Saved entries
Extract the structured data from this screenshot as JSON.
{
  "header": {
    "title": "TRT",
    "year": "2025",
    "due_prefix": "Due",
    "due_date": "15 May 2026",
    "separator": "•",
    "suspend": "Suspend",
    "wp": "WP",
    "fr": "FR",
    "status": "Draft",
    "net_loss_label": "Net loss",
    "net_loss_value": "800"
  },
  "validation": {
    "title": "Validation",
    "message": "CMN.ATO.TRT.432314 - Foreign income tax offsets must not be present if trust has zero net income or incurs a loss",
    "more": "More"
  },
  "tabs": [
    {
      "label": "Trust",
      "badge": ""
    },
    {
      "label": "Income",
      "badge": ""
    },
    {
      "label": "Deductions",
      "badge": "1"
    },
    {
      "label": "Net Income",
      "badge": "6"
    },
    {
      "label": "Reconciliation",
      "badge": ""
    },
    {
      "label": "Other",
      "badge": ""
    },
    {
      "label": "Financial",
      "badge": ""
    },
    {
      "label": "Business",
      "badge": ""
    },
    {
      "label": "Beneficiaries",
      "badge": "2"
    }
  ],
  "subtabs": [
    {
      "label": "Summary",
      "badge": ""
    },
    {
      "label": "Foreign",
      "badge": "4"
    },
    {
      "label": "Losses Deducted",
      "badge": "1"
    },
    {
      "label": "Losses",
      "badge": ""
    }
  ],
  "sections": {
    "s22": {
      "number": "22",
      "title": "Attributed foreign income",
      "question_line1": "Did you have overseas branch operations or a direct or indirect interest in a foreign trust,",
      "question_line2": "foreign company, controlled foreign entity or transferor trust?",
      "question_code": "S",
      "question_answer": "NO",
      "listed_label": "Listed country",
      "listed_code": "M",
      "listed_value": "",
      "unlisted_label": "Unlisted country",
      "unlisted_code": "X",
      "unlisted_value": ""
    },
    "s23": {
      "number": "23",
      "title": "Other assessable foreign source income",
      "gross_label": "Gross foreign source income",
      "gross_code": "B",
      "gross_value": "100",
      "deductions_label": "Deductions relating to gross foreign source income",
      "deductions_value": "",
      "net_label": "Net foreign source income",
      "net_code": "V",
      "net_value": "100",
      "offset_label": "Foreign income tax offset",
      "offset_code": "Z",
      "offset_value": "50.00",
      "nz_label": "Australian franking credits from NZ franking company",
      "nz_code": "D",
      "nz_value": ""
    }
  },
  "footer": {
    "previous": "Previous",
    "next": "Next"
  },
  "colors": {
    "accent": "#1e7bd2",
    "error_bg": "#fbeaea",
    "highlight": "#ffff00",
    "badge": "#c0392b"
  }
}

▸ **Task to complete**:
Without leaving anything out, quote all the data.

▸ **Finished answer**:
Extract the structured data from this screenshot as JSON.
{
  "header": {
    "title": "TRT",
    "year": "2025",
    "due_prefix": "Due",
    "due_date": "15 May 2026",
    "separator": "•",
    "suspend": "Suspend",
    "wp": "WP",
    "fr": "FR",
    "status": "Draft",
    "net_loss_label": "Net loss",
    "net_loss_value": "800"
  },
  "validation": {
    "title": "Validation",
    "message": "CMN.ATO.TRT.432314 - Foreign income tax offsets must not be present if trust has zero net income or incurs a loss",
    "more": "More"
  },
  "tabs": [
    {
      "label": "Trust",
      "badge": ""
    },
    {
      "label": "Income",
      "badge": ""
    },
    {
      "label": "Deductions",
      "badge": "1"
    },
    {
      "label": "Net Income",
      "badge": "6"
    },
    {
      "label": "Reconciliation",
      "badge": ""
    },
    {
      "label": "Other",
      "badge": ""
    },
    {
      "label": "Financial",
      "badge": ""
    },
    {
      "label": "Business",
      "badge": ""
    },
    {
      "label": "Beneficiaries",
      "badge": "2"
    }
  ],
  "subtabs": [
    {
      "label": "Summary",
      "badge": ""
    },
    {
      "label": "Foreign",
      "badge": "4"
    },
    {
      "label": "Losses Deducted",
      "badge": "1"
    },
    {
      "label": "Losses",
      "badge": ""
    }
  ],
  "sections": {
    "s22": {
      "number": "22",
      "title": "Attributed foreign income",
      "question_line1": "Did you have overseas branch operations or a direct or indirect interest in a foreign trust,",
      "question_line2": "foreign company, controlled foreign entity or transferor trust?",
      "question_code": "S",
      "question_answer": "NO",
      "listed_label": "Listed country",
      "listed_code": "M",
      "listed_value": "",
      "unlisted_label": "Unlisted country",
      "unlisted_code": "X",
      "unlisted_value": ""
    },
    "s23": {
      "number": "23",
      "title": "Other assessable foreign source income",
      "gross_label": "Gross foreign source income",
      "gross_code": "B",
      "gross_value": "100",
      "deductions_label": "Deductions relating to gross foreign source income",
      "deductions_value": "",
      "net_label": "Net foreign source income",
      "net_code": "V",
      "net_value": "100",
      "offset_label": "Foreign income tax offset",
      "offset_code": "Z",
      "offset_value": "50.00",
      "nz_label": "Australian franking credits from NZ franking company",
      "nz_code": "D",
      "nz_value": ""
    }
  },
  "footer": {
    "previous": "Previous",
    "next": "Next"
  },
  "colors": {
    "accent": "#1e7bd2",
    "error_bg": "#fbeaea",
    "highlight": "#ffff00",
    "badge": "#c0392b"
  }
}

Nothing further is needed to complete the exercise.